[Records]
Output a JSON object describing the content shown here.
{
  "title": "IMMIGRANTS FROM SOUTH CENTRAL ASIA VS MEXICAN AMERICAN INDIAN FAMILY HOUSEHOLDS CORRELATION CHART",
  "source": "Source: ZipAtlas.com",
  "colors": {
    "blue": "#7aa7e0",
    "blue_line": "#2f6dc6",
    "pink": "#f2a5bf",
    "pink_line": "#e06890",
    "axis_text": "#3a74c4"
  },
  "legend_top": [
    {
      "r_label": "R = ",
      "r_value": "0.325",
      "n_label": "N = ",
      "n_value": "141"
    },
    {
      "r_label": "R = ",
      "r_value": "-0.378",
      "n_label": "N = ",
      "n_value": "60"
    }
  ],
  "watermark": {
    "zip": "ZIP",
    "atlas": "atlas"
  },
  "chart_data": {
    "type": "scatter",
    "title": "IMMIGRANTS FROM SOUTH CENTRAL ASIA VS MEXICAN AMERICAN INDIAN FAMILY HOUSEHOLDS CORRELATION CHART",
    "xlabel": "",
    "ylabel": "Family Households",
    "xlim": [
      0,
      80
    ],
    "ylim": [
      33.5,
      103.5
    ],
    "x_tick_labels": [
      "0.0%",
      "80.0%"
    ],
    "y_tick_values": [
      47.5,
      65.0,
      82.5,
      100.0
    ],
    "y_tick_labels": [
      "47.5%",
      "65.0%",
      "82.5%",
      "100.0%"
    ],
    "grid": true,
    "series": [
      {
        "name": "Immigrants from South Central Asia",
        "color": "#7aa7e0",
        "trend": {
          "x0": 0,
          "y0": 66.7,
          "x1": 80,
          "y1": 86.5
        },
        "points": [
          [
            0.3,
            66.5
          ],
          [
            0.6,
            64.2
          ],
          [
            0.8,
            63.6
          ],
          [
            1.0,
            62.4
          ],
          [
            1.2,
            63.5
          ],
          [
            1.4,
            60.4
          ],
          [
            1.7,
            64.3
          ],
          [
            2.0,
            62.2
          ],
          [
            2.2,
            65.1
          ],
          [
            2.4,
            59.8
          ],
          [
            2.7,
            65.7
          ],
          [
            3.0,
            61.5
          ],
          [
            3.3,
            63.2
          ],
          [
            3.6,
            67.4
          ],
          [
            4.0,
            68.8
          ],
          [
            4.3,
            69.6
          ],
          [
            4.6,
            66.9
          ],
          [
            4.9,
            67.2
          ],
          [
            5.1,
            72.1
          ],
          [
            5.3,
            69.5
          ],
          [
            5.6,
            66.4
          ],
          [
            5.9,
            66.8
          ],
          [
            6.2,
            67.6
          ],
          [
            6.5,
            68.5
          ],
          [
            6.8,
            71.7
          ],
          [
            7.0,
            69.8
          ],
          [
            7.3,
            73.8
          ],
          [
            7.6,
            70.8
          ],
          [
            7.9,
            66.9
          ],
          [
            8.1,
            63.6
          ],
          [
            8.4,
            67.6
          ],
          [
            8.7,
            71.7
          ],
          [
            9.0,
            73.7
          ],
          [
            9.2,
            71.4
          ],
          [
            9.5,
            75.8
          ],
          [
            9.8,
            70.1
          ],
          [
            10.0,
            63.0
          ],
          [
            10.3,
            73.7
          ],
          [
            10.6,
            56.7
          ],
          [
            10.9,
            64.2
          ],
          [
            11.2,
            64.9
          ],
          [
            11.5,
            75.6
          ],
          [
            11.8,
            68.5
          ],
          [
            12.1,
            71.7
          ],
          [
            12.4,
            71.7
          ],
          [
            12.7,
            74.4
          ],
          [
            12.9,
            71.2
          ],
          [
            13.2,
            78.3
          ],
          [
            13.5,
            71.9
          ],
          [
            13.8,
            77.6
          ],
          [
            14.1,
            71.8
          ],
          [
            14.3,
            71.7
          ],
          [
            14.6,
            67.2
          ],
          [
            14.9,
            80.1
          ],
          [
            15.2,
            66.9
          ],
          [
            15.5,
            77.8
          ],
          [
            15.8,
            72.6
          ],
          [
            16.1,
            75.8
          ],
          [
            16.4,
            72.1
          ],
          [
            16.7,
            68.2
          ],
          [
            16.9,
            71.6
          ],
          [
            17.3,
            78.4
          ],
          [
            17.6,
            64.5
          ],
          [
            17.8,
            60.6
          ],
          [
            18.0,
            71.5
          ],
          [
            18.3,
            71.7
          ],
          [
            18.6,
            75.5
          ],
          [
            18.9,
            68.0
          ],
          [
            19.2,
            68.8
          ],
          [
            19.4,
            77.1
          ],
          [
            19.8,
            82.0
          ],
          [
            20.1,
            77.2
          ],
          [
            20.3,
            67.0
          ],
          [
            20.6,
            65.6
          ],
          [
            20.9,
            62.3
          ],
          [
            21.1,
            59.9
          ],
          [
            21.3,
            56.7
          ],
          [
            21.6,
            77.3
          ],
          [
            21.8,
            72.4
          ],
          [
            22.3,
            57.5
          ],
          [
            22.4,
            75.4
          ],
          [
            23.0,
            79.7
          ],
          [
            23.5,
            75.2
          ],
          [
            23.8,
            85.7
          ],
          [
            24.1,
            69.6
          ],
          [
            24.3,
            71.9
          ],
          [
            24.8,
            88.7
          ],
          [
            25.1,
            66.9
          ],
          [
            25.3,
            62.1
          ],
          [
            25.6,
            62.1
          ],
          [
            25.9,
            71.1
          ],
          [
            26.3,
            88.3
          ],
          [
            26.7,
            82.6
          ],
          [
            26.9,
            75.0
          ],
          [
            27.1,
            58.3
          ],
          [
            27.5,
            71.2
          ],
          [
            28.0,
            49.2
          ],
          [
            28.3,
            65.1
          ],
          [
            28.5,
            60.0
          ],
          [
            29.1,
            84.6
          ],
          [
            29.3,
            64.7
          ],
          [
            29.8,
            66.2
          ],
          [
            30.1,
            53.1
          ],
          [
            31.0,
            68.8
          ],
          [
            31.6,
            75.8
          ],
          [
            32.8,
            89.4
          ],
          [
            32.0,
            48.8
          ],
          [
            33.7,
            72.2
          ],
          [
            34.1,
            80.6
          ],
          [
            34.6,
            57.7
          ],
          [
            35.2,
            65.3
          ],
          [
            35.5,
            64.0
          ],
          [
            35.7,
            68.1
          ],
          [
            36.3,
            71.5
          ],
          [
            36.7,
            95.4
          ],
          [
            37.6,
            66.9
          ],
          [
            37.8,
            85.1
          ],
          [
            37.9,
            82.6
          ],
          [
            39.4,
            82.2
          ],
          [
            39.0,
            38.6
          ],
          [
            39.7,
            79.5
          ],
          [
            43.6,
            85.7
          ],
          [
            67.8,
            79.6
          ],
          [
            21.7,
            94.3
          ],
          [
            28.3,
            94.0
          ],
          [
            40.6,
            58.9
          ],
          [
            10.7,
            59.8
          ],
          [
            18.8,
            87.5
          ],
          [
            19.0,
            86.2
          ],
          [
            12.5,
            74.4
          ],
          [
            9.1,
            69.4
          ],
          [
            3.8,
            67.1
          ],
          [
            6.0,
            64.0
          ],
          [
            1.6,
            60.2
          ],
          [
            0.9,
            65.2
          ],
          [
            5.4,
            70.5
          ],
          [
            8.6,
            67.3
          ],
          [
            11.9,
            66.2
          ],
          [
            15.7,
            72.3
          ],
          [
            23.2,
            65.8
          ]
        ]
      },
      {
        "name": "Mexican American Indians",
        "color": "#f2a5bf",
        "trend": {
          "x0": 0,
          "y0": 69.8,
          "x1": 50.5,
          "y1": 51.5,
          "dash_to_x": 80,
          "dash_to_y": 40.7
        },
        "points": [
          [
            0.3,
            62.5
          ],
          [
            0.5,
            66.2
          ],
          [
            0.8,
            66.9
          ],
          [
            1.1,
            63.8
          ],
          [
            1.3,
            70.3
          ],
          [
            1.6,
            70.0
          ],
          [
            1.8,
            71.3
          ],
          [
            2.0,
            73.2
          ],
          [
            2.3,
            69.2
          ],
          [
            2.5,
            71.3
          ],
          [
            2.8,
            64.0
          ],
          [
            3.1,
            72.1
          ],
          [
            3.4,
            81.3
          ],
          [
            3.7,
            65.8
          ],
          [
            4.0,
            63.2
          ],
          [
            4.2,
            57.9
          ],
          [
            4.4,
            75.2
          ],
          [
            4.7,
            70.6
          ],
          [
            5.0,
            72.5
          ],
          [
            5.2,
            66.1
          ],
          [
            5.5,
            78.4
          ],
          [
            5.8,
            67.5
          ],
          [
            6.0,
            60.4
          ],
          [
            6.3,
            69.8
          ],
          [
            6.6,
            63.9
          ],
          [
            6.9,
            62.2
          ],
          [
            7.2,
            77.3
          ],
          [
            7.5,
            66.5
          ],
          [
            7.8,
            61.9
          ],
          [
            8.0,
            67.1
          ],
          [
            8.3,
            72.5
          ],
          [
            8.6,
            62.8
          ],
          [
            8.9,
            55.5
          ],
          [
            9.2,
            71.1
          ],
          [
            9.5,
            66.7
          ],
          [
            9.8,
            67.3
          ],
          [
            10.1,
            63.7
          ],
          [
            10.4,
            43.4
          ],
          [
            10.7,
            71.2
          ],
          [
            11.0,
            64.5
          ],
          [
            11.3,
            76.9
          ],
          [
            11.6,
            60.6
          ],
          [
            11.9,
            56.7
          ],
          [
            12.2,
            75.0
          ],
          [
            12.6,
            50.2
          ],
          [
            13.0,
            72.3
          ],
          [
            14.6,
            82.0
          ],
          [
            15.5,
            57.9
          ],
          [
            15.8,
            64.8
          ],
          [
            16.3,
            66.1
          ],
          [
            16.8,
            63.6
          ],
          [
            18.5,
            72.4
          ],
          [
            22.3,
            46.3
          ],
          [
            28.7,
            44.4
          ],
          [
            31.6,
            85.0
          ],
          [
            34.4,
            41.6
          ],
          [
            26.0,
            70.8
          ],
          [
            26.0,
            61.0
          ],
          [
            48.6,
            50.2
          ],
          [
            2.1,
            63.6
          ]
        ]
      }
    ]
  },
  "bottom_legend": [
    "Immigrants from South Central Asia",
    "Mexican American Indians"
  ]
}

* [TASK TO COMPLETE] Identify the lines in the entries above that contain "CORRELATION", then copy them out.

* [REPLY TO THE TASK]
  "title": "IMMIGRANTS FROM SOUTH CENTRAL ASIA VS MEXICAN AMERICAN INDIAN FAMILY HOUSEHOLDS CORRELATION CHART",
    "title": "IMMIGRANTS FROM SOUTH CENTRAL ASIA VS MEXICAN AMERICAN INDIAN FAMILY HOUSEHOLDS CORRELATION CHART",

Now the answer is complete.